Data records
• • • •
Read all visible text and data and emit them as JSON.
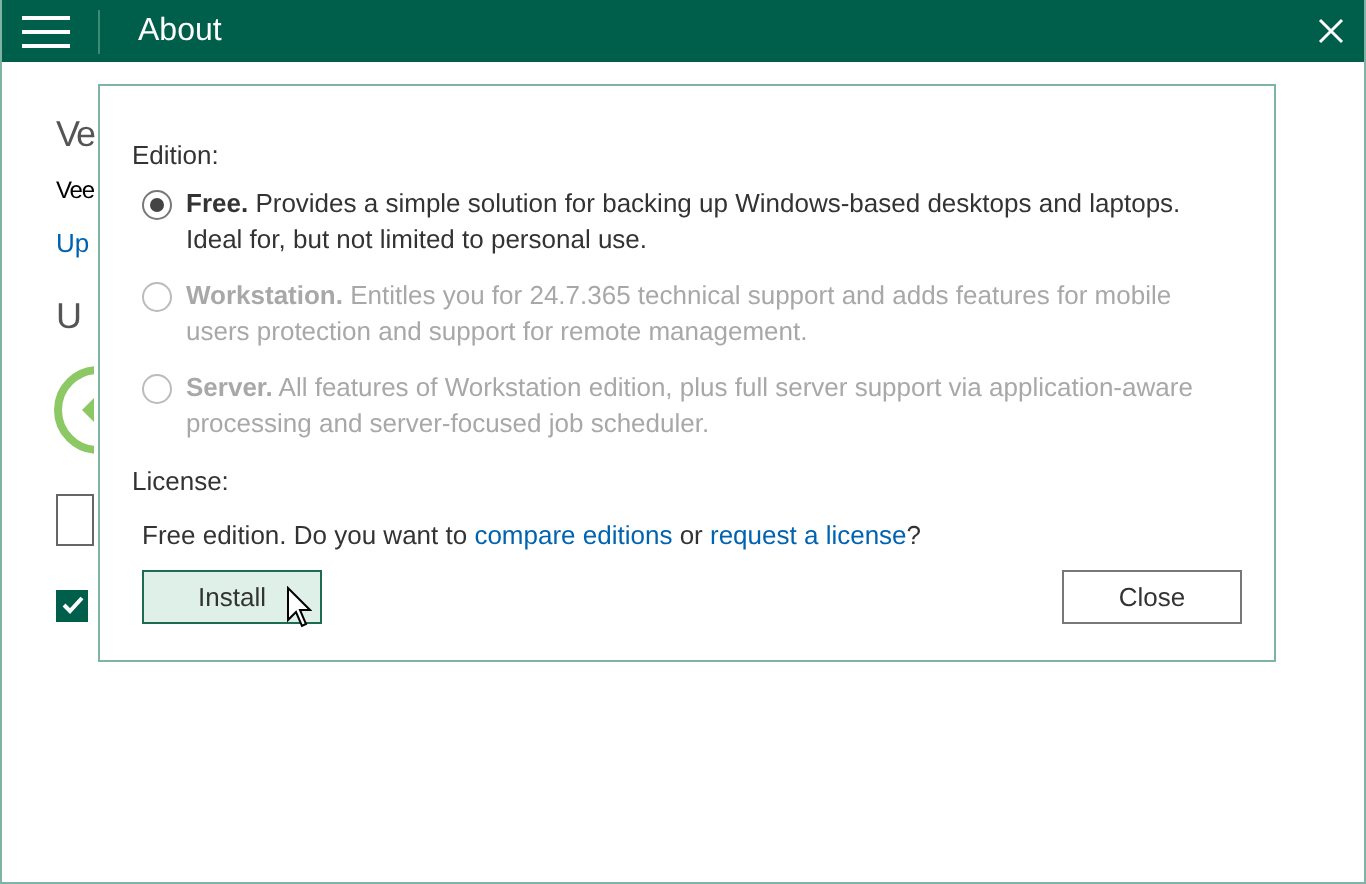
{
  "window": {
    "title": "About"
  },
  "background": {
    "heading": "Ve",
    "line": "Vee",
    "link": "Up",
    "heading_2": "U",
    "checkbox": {
      "checked": true
    }
  },
  "dialog": {
    "edition_label": "Edition:",
    "editions": [
      {
        "text": "**Free.** Provides a simple solution for backing up Windows-based desktops and laptops. Ideal for, but not limited to personal use.",
        "selected": true,
        "disabled": false
      },
      {
        "text": "**Workstation.** Entitles you for 24.7.365 technical support and adds features for mobile users protection and support for remote management.",
        "selected": false,
        "disabled": true
      },
      {
        "text": "**Server.** All features of Workstation edition, plus full server support via application-aware processing and server-focused job scheduler.",
        "selected": false,
        "disabled": true
      }
    ],
    "license_label": "License:",
    "license_sentence": [
      {
        "kind": "text",
        "text": "Free edition. Do you want to "
      },
      {
        "kind": "link",
        "text": "compare editions"
      },
      {
        "kind": "text",
        "text": " or "
      },
      {
        "kind": "link",
        "text": "request a license"
      },
      {
        "kind": "text",
        "text": "?"
      }
    ],
    "buttons": [
      {
        "label": "Install",
        "kind": "primary"
      },
      {
        "label": "Close",
        "kind": "secondary"
      }
    ]
  }
}
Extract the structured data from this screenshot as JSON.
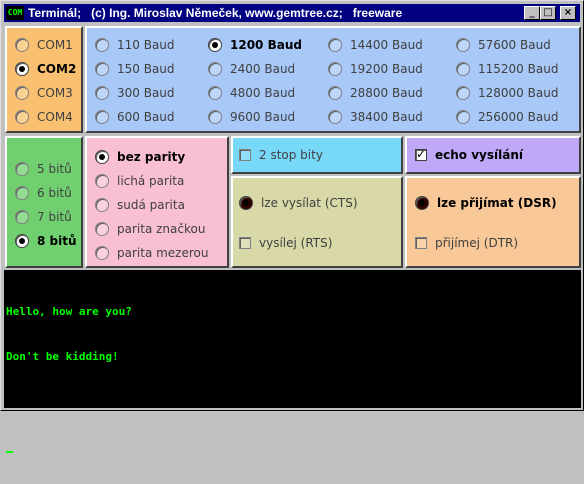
{
  "window": {
    "icon_label": "COM",
    "title": "Terminál;   (c) Ing. Miroslav Němeček, www.gemtree.cz;   freeware",
    "minimize": "_",
    "maximize": "□",
    "close": "×"
  },
  "ports": [
    {
      "label": "COM1",
      "selected": false
    },
    {
      "label": "COM2",
      "selected": true
    },
    {
      "label": "COM3",
      "selected": false
    },
    {
      "label": "COM4",
      "selected": false
    }
  ],
  "baud": [
    {
      "label": "110 Baud",
      "selected": false
    },
    {
      "label": "150 Baud",
      "selected": false
    },
    {
      "label": "300 Baud",
      "selected": false
    },
    {
      "label": "600 Baud",
      "selected": false
    },
    {
      "label": "1200 Baud",
      "selected": true
    },
    {
      "label": "2400 Baud",
      "selected": false
    },
    {
      "label": "4800 Baud",
      "selected": false
    },
    {
      "label": "9600 Baud",
      "selected": false
    },
    {
      "label": "14400 Baud",
      "selected": false
    },
    {
      "label": "19200 Baud",
      "selected": false
    },
    {
      "label": "28800 Baud",
      "selected": false
    },
    {
      "label": "38400 Baud",
      "selected": false
    },
    {
      "label": "57600 Baud",
      "selected": false
    },
    {
      "label": "115200 Baud",
      "selected": false
    },
    {
      "label": "128000 Baud",
      "selected": false
    },
    {
      "label": "256000 Baud",
      "selected": false
    }
  ],
  "bits": [
    {
      "label": "5 bitů",
      "selected": false
    },
    {
      "label": "6 bitů",
      "selected": false
    },
    {
      "label": "7 bitů",
      "selected": false
    },
    {
      "label": "8 bitů",
      "selected": true
    }
  ],
  "parity": [
    {
      "label": "bez parity",
      "selected": true
    },
    {
      "label": "lichá parita",
      "selected": false
    },
    {
      "label": "sudá parita",
      "selected": false
    },
    {
      "label": "parita značkou",
      "selected": false
    },
    {
      "label": "parita mezerou",
      "selected": false
    }
  ],
  "stop_bits": {
    "label": "2 stop bity",
    "checked": false
  },
  "echo": {
    "label": "echo vysílání",
    "checked": true
  },
  "cts": {
    "label": "lze vysílat (CTS)",
    "active": false
  },
  "rts": {
    "label": "vysílej (RTS)",
    "checked": false
  },
  "dsr": {
    "label": "lze přijímat (DSR)",
    "active": true
  },
  "dtr": {
    "label": "přijímej (DTR)",
    "checked": false
  },
  "terminal": {
    "lines": [
      "Hello, how are you?",
      "Don't be kidding!",
      ""
    ]
  },
  "colors": {
    "ports_panel": "#f8c070",
    "baud_panel": "#a8c8f8",
    "bits_panel": "#70d070",
    "parity_panel": "#f8c0d0",
    "stop_panel": "#78d8f8",
    "echo_panel": "#c0a8f8",
    "cts_panel": "#d8d8a8",
    "dsr_panel": "#f8c898",
    "terminal_text": "#00ff00"
  }
}
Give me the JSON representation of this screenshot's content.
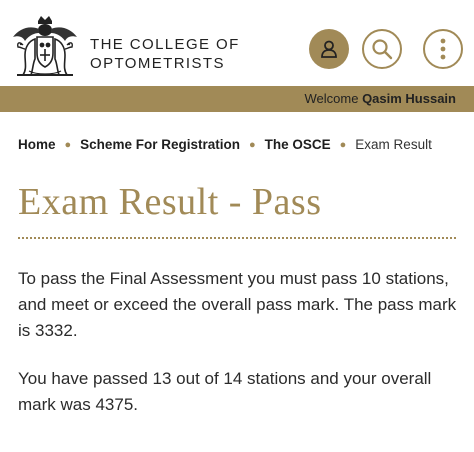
{
  "header": {
    "brand_line1": "THE COLLEGE OF",
    "brand_line2": "OPTOMETRISTS",
    "crest_icon": "college-crest-logo",
    "account_icon": "person-icon",
    "search_icon": "search-icon",
    "more_icon": "more-vertical-icon"
  },
  "welcome": {
    "prefix": "Welcome",
    "name": "Qasim Hussain"
  },
  "breadcrumb": {
    "items": [
      "Home",
      "Scheme For Registration",
      "The OSCE"
    ],
    "current": "Exam Result"
  },
  "page": {
    "title": "Exam Result - Pass",
    "paragraph1": "To pass the Final Assessment you must pass 10 stations, and meet or exceed the overall pass mark. The pass mark is 3332.",
    "paragraph2": "You have passed 13 out of 14 stations and your overall mark was 4375."
  },
  "colors": {
    "accent": "#a18a57",
    "text": "#2b2b2b"
  }
}
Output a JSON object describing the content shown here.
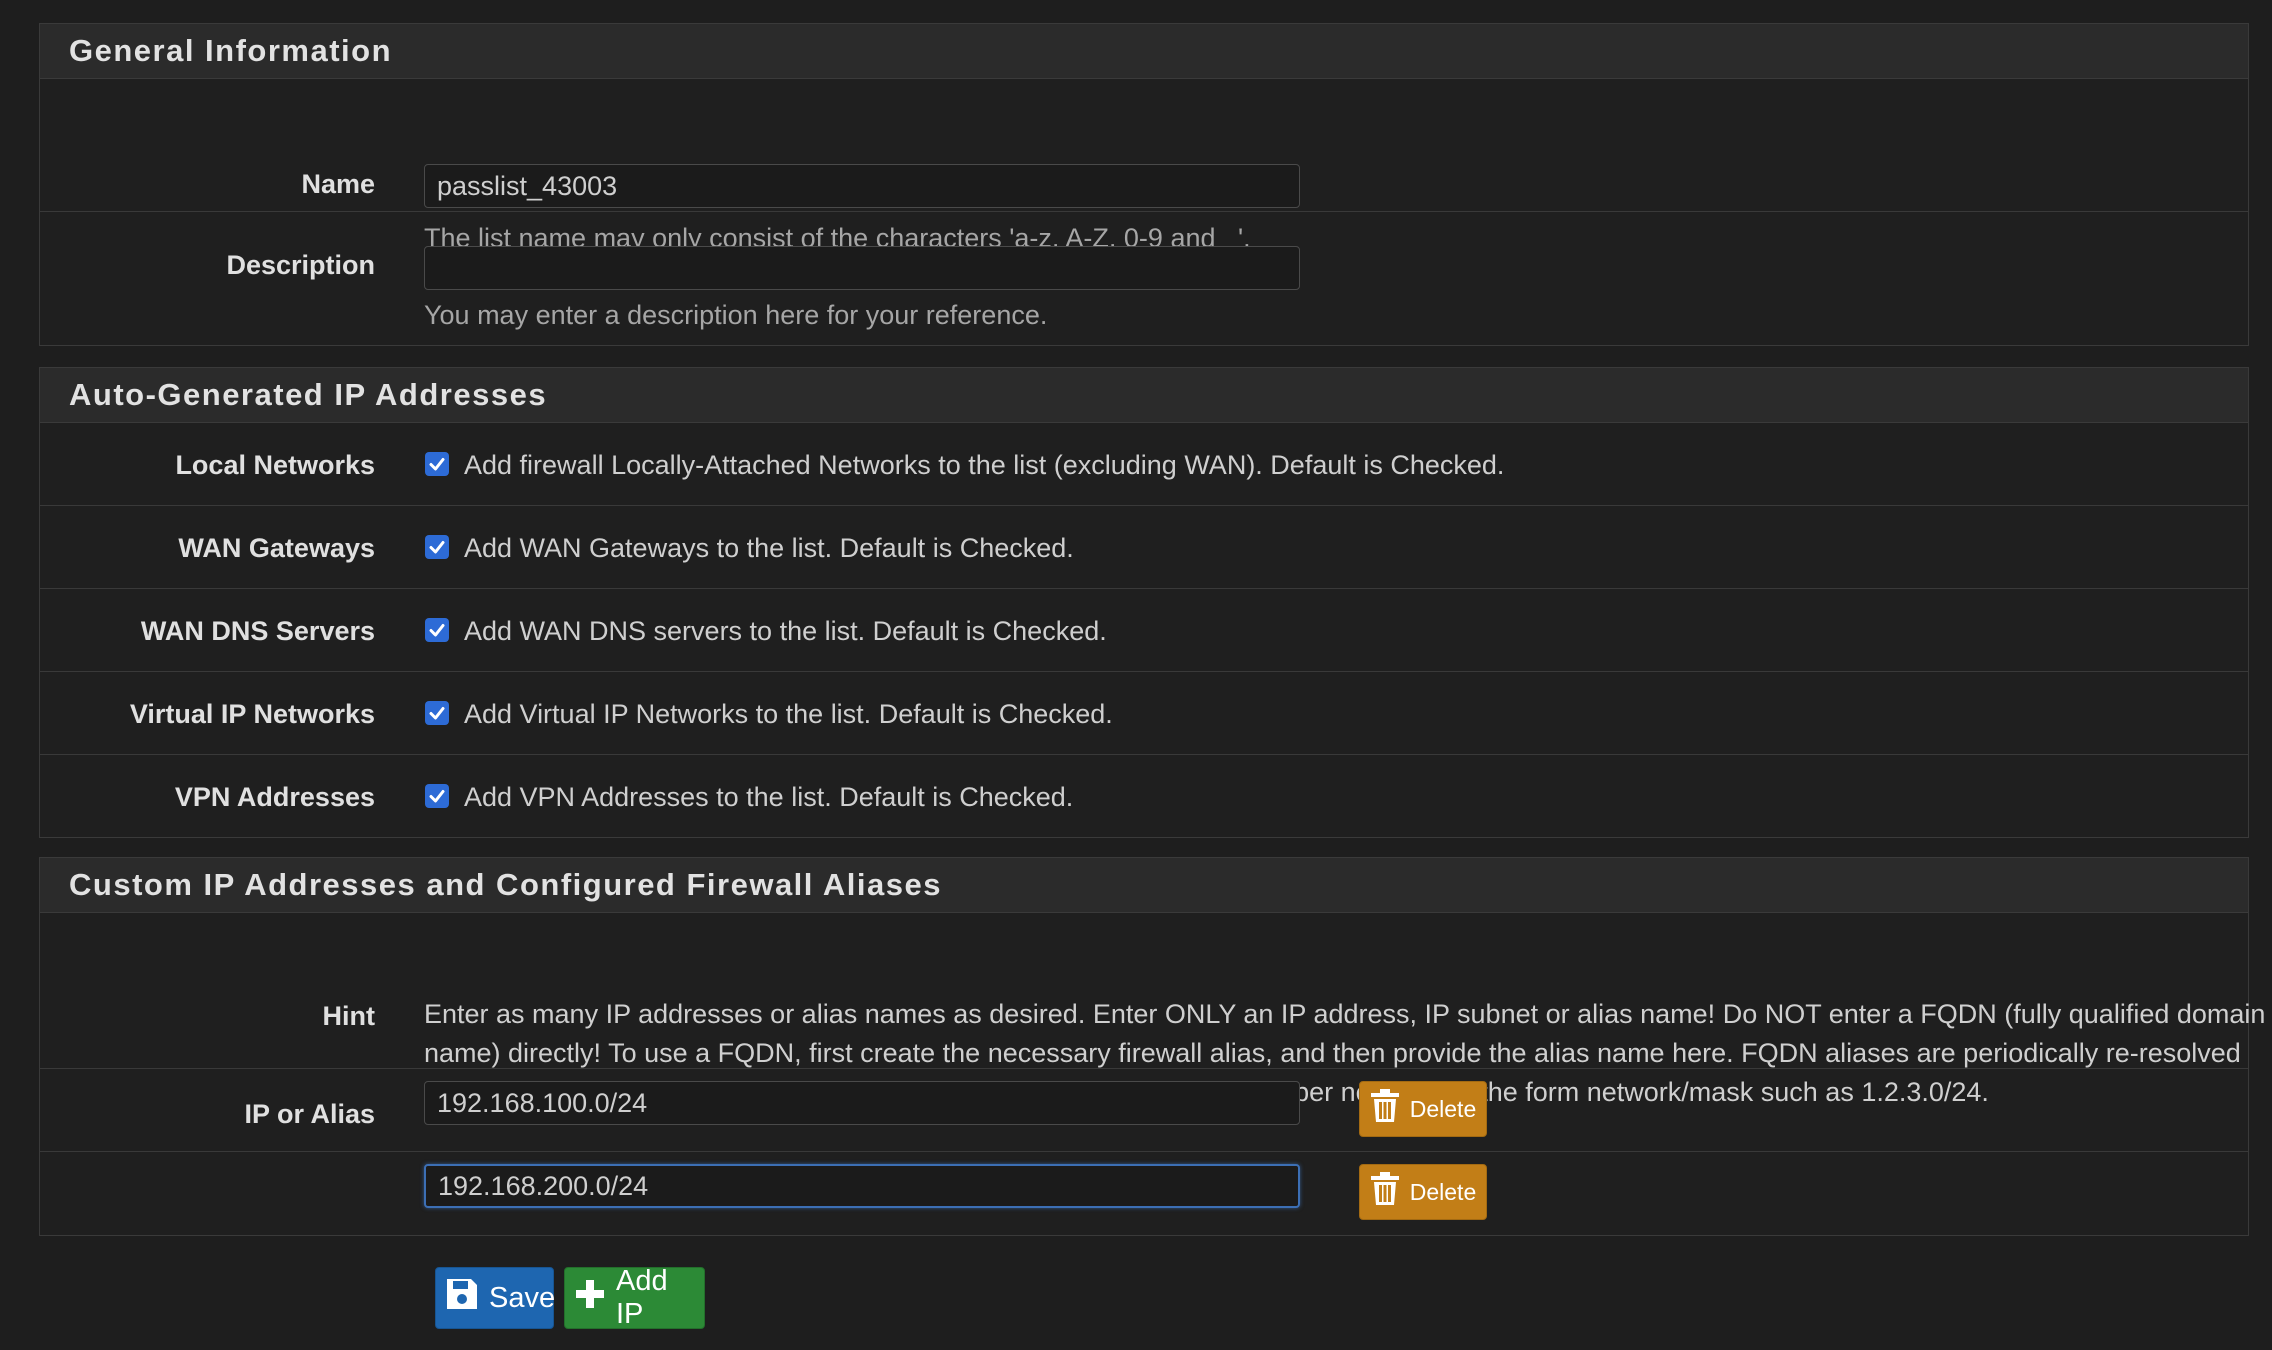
{
  "general": {
    "title": "General Information",
    "name_label": "Name",
    "name_value": "passlist_43003",
    "name_help": "The list name may only consist of the characters 'a-z, A-Z, 0-9 and _'.",
    "description_label": "Description",
    "description_value": "",
    "description_help": "You may enter a description here for your reference."
  },
  "auto": {
    "title": "Auto-Generated IP Addresses",
    "rows": [
      {
        "label": "Local Networks",
        "text": "Add firewall Locally-Attached Networks to the list (excluding WAN). Default is Checked.",
        "checked": true
      },
      {
        "label": "WAN Gateways",
        "text": "Add WAN Gateways to the list. Default is Checked.",
        "checked": true
      },
      {
        "label": "WAN DNS Servers",
        "text": "Add WAN DNS servers to the list. Default is Checked.",
        "checked": true
      },
      {
        "label": "Virtual IP Networks",
        "text": "Add Virtual IP Networks to the list. Default is Checked.",
        "checked": true
      },
      {
        "label": "VPN Addresses",
        "text": "Add VPN Addresses to the list. Default is Checked.",
        "checked": true
      }
    ]
  },
  "custom": {
    "title": "Custom IP Addresses and Configured Firewall Aliases",
    "hint_label": "Hint",
    "hint_text": "Enter as many IP addresses or alias names as desired. Enter ONLY an IP address, IP subnet or alias name! Do NOT enter a FQDN (fully qualified domain name) directly! To use a FQDN, first create the necessary firewall alias, and then provide the alias name here. FQDN aliases are periodically re-resolved and updated by the firewall. You can also provide an IP subnet with a proper netmask of the form network/mask such as 1.2.3.0/24.",
    "ip_label": "IP or Alias",
    "entries": [
      "192.168.100.0/24",
      "192.168.200.0/24"
    ],
    "delete_label": "Delete"
  },
  "actions": {
    "save_label": "Save",
    "add_ip_label": "Add IP"
  },
  "colors": {
    "checkbox": "#2d6bd6",
    "delete": "#c27e17",
    "save": "#1e66b0",
    "add": "#2c8a36"
  },
  "icons": {
    "delete": "trash-icon",
    "save": "floppy-disk-icon",
    "add": "plus-icon",
    "checkbox": "check-icon"
  }
}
• • • •
## WHAT IS BEING ASKED
In your copy of the records, include no pictures; repeat everything else exactly.

## RESPONSE FOR THIS EXERCISE
Read all visible text and data and emit them as JSON.
{
  "window": {
    "title": "About"
  },
  "background": {
    "heading": "Ve",
    "line": "Vee",
    "link": "Up",
    "heading_2": "U",
    "checkbox": {
      "checked": true
    }
  },
  "dialog": {
    "edition_label": "Edition:",
    "editions": [
      {
        "text": "**Free.** Provides a simple solution for backing up Windows-based desktops and laptops. Ideal for, but not limited to personal use.",
        "selected": true,
        "disabled": false
      },
      {
        "text": "**Workstation.** Entitles you for 24.7.365 technical support and adds features for mobile users protection and support for remote management.",
        "selected": false,
        "disabled": true
      },
      {
        "text": "**Server.** All features of Workstation edition, plus full server support via application-aware processing and server-focused job scheduler.",
        "selected": false,
        "disabled": true
      }
    ],
    "license_label": "License:",
    "license_sentence": [
      {
        "kind": "text",
        "text": "Free edition. Do you want to "
      },
      {
        "kind": "link",
        "text": "compare editions"
      },
      {
        "kind": "text",
        "text": " or "
      },
      {
        "kind": "link",
        "text": "request a license"
      },
      {
        "kind": "text",
        "text": "?"
      }
    ],
    "buttons": [
      {
        "label": "Install",
        "kind": "primary"
      },
      {
        "label": "Close",
        "kind": "secondary"
      }
    ]
  }
}
Extract the structured data from this screenshot as JSON.
{
  "window": {
    "icon_label": "COM",
    "title": "Terminál;   (c) Ing. Miroslav Němeček, www.gemtree.cz;   freeware",
    "minimize": "_",
    "maximize": "□",
    "close": "×"
  },
  "ports": [
    {
      "label": "COM1",
      "selected": false
    },
    {
      "label": "COM2",
      "selected": true
    },
    {
      "label": "COM3",
      "selected": false
    },
    {
      "label": "COM4",
      "selected": false
    }
  ],
  "baud": [
    {
      "label": "110 Baud",
      "selected": false
    },
    {
      "label": "150 Baud",
      "selected": false
    },
    {
      "label": "300 Baud",
      "selected": false
    },
    {
      "label": "600 Baud",
      "selected": false
    },
    {
      "label": "1200 Baud",
      "selected": true
    },
    {
      "label": "2400 Baud",
      "selected": false
    },
    {
      "label": "4800 Baud",
      "selected": false
    },
    {
      "label": "9600 Baud",
      "selected": false
    },
    {
      "label": "14400 Baud",
      "selected": false
    },
    {
      "label": "19200 Baud",
      "selected": false
    },
    {
      "label": "28800 Baud",
      "selected": false
    },
    {
      "label": "38400 Baud",
      "selected": false
    },
    {
      "label": "57600 Baud",
      "selected": false
    },
    {
      "label": "115200 Baud",
      "selected": false
    },
    {
      "label": "128000 Baud",
      "selected": false
    },
    {
      "label": "256000 Baud",
      "selected": false
    }
  ],
  "bits": [
    {
      "label": "5 bitů",
      "selected": false
    },
    {
      "label": "6 bitů",
      "selected": false
    },
    {
      "label": "7 bitů",
      "selected": false
    },
    {
      "label": "8 bitů",
      "selected": true
    }
  ],
  "parity": [
    {
      "label": "bez parity",
      "selected": true
    },
    {
      "label": "lichá parita",
      "selected": false
    },
    {
      "label": "sudá parita",
      "selected": false
    },
    {
      "label": "parita značkou",
      "selected": false
    },
    {
      "label": "parita mezerou",
      "selected": false
    }
  ],
  "stop_bits": {
    "label": "2 stop bity",
    "checked": false
  },
  "echo": {
    "label": "echo vysílání",
    "checked": true
  },
  "cts": {
    "label": "lze vysílat (CTS)",
    "active": false
  },
  "rts": {
    "label": "vysílej (RTS)",
    "checked": false
  },
  "dsr": {
    "label": "lze přijímat (DSR)",
    "active": true
  },
  "dtr": {
    "label": "přijímej (DTR)",
    "checked": false
  },
  "terminal": {
    "lines": [
      "Hello, how are you?",
      "Don't be kidding!",
      ""
    ]
  },
  "colors": {
    "ports_panel": "#f8c070",
    "baud_panel": "#a8c8f8",
    "bits_panel": "#70d070",
    "parity_panel": "#f8c0d0",
    "stop_panel": "#78d8f8",
    "echo_panel": "#c0a8f8",
    "cts_panel": "#d8d8a8",
    "dsr_panel": "#f8c898",
    "terminal_text": "#00ff00"
  }
}
Give me the JSON representation of this screenshot's content.
{
  "header": {
    "brand_line1": "THE COLLEGE OF",
    "brand_line2": "OPTOMETRISTS",
    "crest_icon": "college-crest-logo",
    "account_icon": "person-icon",
    "search_icon": "search-icon",
    "more_icon": "more-vertical-icon"
  },
  "welcome": {
    "prefix": "Welcome",
    "name": "Qasim Hussain"
  },
  "breadcrumb": {
    "items": [
      "Home",
      "Scheme For Registration",
      "The OSCE"
    ],
    "current": "Exam Result"
  },
  "page": {
    "title": "Exam Result - Pass",
    "paragraph1": "To pass the Final Assessment you must pass 10 stations, and meet or exceed the overall pass mark. The pass mark is 3332.",
    "paragraph2": "You have passed 13 out of 14 stations and your overall mark was 4375."
  },
  "colors": {
    "accent": "#a18a57",
    "text": "#2b2b2b"
  }
}
Output a JSON object describing the content shown here.
{
  "general": {
    "title": "General Information",
    "name_label": "Name",
    "name_value": "passlist_43003",
    "name_help": "The list name may only consist of the characters 'a-z, A-Z, 0-9 and _'.",
    "description_label": "Description",
    "description_value": "",
    "description_help": "You may enter a description here for your reference."
  },
  "auto": {
    "title": "Auto-Generated IP Addresses",
    "rows": [
      {
        "label": "Local Networks",
        "text": "Add firewall Locally-Attached Networks to the list (excluding WAN). Default is Checked.",
        "checked": true
      },
      {
        "label": "WAN Gateways",
        "text": "Add WAN Gateways to the list. Default is Checked.",
        "checked": true
      },
      {
        "label": "WAN DNS Servers",
        "text": "Add WAN DNS servers to the list. Default is Checked.",
        "checked": true
      },
      {
        "label": "Virtual IP Networks",
        "text": "Add Virtual IP Networks to the list. Default is Checked.",
        "checked": true
      },
      {
        "label": "VPN Addresses",
        "text": "Add VPN Addresses to the list. Default is Checked.",
        "checked": true
      }
    ]
  },
  "custom": {
    "title": "Custom IP Addresses and Configured Firewall Aliases",
    "hint_label": "Hint",
    "hint_text": "Enter as many IP addresses or alias names as desired. Enter ONLY an IP address, IP subnet or alias name! Do NOT enter a FQDN (fully qualified domain name) directly! To use a FQDN, first create the necessary firewall alias, and then provide the alias name here. FQDN aliases are periodically re-resolved and updated by the firewall. You can also provide an IP subnet with a proper netmask of the form network/mask such as 1.2.3.0/24.",
    "ip_label": "IP or Alias",
    "entries": [
      "192.168.100.0/24",
      "192.168.200.0/24"
    ],
    "delete_label": "Delete"
  },
  "actions": {
    "save_label": "Save",
    "add_ip_label": "Add IP"
  },
  "colors": {
    "checkbox": "#2d6bd6",
    "delete": "#c27e17",
    "save": "#1e66b0",
    "add": "#2c8a36"
  },
  "icons": {
    "delete": "trash-icon",
    "save": "floppy-disk-icon",
    "add": "plus-icon",
    "checkbox": "check-icon"
  }
}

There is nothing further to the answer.